Stored records
-*-

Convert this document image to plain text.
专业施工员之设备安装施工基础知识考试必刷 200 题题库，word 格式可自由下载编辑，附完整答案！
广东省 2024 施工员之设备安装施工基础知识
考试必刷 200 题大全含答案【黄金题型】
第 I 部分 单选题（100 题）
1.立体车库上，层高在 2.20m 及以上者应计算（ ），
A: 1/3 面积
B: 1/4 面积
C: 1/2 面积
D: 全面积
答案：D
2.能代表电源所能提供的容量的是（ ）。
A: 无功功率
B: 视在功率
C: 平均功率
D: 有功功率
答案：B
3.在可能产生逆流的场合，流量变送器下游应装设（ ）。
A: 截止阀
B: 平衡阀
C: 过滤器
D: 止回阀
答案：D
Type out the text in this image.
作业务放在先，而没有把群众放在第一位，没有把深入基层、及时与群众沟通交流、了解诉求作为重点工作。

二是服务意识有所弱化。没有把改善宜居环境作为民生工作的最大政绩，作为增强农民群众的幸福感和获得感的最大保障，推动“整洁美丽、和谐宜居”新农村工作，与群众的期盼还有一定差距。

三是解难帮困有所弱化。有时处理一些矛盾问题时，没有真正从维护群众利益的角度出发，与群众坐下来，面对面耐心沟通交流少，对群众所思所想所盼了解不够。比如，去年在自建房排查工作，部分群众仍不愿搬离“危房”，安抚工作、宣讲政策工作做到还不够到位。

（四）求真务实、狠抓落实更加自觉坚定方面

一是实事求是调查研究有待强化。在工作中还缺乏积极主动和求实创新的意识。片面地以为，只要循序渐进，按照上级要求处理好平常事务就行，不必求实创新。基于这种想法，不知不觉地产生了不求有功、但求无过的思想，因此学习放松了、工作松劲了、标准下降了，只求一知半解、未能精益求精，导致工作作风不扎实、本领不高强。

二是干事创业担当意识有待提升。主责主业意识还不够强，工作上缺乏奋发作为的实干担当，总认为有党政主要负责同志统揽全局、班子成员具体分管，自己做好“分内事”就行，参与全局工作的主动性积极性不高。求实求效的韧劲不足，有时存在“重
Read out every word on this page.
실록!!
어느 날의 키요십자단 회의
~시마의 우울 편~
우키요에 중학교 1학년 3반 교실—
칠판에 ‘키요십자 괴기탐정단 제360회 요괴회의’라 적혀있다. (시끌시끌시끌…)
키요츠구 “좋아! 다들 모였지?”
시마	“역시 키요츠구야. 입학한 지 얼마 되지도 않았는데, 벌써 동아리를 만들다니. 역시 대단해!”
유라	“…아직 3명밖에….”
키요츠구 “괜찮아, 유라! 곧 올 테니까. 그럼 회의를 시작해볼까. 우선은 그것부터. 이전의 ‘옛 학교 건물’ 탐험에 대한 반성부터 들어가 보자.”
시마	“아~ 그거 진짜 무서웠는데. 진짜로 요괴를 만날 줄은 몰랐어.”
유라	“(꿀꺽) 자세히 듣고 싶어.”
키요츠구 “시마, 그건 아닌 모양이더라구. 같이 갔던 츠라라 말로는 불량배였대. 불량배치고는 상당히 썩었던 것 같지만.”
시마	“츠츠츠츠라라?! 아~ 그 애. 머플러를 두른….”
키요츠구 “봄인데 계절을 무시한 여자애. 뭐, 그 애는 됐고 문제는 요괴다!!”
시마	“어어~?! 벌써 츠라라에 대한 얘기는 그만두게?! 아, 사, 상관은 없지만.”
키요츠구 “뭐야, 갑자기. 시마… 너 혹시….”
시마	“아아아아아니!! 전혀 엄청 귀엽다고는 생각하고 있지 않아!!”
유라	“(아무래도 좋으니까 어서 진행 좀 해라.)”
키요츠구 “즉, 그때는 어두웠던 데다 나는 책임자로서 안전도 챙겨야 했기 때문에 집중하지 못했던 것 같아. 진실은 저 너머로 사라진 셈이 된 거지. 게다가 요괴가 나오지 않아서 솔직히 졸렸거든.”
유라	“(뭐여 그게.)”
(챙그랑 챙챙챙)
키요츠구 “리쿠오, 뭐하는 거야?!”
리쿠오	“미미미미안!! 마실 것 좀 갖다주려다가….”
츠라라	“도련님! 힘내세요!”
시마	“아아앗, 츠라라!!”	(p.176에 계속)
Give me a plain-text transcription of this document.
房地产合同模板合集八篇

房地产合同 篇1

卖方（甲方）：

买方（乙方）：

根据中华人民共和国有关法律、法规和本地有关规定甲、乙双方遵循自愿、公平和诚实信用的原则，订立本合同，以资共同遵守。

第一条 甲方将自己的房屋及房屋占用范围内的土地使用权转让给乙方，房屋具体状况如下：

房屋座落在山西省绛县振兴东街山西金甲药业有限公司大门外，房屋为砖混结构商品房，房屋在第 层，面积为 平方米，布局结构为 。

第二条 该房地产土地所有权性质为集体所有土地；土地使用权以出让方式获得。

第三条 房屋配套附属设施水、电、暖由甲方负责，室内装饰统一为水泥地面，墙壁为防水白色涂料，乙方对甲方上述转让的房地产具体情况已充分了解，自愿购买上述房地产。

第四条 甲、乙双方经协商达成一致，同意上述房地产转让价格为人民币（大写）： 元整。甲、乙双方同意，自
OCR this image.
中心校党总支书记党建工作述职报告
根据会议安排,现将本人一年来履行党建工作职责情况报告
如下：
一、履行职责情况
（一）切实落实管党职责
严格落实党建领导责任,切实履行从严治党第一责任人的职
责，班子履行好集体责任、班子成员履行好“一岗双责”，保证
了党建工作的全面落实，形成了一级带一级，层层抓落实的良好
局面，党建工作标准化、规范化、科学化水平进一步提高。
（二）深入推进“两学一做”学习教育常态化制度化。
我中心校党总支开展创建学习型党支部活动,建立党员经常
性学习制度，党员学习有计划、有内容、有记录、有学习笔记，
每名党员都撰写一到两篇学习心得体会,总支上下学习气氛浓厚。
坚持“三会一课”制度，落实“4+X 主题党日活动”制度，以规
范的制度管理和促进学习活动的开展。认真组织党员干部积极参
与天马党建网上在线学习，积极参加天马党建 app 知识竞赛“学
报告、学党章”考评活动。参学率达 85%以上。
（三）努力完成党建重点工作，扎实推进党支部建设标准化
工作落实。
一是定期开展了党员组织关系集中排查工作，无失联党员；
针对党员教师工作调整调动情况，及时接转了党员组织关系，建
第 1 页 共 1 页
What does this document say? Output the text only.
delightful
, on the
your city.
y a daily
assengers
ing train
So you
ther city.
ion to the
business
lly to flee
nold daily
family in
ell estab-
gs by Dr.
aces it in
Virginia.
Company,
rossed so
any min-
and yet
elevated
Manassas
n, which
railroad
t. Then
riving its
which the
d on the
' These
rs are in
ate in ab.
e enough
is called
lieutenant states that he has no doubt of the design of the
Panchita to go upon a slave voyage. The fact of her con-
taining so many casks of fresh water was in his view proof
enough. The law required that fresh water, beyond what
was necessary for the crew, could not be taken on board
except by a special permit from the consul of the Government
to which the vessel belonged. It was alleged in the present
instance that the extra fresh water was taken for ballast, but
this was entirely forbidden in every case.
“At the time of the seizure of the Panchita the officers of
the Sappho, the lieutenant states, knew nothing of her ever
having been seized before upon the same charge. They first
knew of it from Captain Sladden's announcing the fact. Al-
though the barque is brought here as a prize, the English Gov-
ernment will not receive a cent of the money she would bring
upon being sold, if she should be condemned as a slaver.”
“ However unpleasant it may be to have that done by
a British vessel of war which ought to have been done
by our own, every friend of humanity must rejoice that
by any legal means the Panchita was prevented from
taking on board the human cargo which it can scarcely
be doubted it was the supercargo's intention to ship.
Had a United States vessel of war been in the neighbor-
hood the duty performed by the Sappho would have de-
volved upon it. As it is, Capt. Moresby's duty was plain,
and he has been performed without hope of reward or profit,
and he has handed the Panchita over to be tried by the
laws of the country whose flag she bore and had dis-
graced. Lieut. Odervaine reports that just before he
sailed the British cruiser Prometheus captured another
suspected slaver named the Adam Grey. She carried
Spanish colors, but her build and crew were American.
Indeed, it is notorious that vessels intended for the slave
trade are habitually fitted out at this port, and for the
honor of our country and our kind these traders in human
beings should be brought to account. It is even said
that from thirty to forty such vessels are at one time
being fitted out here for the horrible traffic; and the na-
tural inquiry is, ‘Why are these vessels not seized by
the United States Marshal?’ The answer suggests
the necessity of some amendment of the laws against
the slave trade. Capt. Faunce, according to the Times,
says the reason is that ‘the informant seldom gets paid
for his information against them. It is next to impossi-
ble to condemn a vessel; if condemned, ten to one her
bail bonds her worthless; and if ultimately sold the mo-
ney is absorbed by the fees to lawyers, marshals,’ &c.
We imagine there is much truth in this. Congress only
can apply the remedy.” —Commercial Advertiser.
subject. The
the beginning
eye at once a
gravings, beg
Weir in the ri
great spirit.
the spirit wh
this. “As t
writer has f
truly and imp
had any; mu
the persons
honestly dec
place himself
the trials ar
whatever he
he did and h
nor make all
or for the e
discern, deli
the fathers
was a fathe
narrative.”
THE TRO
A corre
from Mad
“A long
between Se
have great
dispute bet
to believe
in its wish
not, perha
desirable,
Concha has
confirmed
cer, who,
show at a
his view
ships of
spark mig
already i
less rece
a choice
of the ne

-*-

WHAT IS REQUIRED - Copy out each line of the listing that holds "word".

COMPLETED EXERCISE -
专业施工员之设备安装施工基础知识考试必刷 200 题题库，word 格式可自由下载编辑，附完整答案！
Read out every word on this page.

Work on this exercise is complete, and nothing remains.